Dataset entries on figures:
-- START --
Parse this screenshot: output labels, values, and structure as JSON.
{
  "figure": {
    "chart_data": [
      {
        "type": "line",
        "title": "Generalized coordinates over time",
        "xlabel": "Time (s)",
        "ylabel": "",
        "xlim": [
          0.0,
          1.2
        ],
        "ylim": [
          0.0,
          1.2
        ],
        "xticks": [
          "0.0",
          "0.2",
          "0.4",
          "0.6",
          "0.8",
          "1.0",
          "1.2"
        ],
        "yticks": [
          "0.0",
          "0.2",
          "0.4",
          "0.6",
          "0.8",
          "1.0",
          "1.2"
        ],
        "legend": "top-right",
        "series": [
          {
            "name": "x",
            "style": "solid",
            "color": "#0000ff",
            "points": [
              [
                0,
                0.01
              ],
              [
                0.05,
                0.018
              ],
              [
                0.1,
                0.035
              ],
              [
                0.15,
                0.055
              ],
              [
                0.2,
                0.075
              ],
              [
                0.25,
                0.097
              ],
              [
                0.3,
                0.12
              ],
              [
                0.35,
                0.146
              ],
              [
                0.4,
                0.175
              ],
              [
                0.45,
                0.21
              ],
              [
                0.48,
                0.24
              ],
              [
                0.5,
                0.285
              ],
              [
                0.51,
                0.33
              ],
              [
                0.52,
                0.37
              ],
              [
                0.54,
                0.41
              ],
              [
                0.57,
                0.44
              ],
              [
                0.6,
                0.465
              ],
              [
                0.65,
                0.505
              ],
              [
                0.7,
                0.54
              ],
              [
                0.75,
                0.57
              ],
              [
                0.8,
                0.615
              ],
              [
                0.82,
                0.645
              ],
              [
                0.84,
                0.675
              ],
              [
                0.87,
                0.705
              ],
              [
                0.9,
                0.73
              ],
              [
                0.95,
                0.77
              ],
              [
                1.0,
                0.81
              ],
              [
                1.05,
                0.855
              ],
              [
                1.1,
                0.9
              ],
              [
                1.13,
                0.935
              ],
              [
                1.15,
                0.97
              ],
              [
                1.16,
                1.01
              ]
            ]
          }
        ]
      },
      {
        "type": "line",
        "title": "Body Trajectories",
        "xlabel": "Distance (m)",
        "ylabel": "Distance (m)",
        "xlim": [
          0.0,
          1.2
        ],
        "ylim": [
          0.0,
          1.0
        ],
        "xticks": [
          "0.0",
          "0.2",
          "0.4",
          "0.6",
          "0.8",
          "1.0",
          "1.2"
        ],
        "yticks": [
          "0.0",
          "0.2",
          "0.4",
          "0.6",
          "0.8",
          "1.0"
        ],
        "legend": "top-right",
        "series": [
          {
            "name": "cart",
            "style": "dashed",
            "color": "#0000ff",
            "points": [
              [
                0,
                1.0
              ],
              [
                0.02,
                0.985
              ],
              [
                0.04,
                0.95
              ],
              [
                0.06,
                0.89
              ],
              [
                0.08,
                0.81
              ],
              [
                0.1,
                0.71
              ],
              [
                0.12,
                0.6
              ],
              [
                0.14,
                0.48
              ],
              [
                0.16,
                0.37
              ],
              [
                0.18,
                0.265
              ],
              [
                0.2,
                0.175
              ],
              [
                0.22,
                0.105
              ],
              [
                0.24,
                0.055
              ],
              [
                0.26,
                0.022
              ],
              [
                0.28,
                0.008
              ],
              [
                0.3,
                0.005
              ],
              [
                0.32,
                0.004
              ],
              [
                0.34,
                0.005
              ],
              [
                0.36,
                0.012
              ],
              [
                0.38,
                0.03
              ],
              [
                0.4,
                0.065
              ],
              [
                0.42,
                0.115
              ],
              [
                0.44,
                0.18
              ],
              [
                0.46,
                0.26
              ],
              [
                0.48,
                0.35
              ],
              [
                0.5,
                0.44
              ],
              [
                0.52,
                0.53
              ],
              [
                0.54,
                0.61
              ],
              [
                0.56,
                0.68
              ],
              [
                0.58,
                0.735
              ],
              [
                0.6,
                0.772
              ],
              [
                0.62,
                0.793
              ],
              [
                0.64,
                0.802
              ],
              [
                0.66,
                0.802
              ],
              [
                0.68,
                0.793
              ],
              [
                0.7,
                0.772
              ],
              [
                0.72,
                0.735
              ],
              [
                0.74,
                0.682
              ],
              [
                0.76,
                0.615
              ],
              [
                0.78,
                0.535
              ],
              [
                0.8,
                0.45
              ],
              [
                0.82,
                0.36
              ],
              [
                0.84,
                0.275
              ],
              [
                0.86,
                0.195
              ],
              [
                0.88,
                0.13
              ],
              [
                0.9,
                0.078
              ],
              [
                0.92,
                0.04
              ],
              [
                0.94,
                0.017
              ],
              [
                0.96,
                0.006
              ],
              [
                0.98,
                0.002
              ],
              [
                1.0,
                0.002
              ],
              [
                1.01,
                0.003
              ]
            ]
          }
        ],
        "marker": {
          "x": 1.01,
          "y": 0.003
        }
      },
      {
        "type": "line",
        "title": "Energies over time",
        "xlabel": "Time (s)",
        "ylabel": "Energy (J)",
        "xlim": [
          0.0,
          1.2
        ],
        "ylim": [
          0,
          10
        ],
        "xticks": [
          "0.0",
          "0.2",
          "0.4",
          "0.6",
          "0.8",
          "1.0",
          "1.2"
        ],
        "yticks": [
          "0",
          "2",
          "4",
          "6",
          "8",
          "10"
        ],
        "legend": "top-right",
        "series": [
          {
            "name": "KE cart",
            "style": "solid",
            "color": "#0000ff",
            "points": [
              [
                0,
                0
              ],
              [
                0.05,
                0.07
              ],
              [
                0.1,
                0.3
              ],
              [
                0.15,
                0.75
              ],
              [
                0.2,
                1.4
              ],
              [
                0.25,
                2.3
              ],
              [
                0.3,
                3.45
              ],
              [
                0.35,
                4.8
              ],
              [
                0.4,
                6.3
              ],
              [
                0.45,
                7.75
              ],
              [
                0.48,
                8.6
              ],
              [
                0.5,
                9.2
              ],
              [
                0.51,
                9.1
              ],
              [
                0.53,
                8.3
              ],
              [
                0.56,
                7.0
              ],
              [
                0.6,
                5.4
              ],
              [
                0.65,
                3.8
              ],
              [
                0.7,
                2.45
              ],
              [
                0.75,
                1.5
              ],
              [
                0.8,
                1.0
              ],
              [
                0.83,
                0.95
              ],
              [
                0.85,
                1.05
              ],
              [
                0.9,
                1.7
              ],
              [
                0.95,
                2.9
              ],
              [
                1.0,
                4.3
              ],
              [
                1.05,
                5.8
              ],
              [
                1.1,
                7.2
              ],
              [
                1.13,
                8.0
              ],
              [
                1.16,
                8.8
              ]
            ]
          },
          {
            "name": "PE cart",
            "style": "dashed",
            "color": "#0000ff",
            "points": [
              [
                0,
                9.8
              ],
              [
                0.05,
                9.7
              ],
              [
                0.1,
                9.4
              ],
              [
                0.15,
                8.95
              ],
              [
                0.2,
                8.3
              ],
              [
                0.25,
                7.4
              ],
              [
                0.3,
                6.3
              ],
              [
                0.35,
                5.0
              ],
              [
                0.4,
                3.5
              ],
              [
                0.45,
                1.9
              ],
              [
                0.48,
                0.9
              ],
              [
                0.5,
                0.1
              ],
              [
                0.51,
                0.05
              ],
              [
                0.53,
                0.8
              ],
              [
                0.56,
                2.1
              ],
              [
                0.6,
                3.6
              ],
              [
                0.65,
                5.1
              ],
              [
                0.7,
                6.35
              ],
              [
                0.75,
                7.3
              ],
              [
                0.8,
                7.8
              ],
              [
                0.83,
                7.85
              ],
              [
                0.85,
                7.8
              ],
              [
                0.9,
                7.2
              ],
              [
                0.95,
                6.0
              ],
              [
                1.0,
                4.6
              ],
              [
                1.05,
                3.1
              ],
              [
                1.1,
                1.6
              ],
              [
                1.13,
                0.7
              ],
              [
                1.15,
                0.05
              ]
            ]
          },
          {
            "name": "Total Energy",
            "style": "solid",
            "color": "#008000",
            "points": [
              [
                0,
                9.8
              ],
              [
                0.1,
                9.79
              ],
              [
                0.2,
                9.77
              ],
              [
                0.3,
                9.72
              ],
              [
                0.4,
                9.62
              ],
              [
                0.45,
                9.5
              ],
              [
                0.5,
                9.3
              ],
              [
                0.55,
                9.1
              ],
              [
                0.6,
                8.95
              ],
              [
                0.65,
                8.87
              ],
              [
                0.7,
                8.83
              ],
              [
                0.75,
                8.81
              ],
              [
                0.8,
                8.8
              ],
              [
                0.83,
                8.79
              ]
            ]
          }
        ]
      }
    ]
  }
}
-- END --
* _Required work_
Gather up every line in the data above that contains the word "title", copying each one.

* _Output of the exercise_
        "title": "Generalized coordinates over time",
        "title": "Body Trajectories",
        "title": "Energies over time",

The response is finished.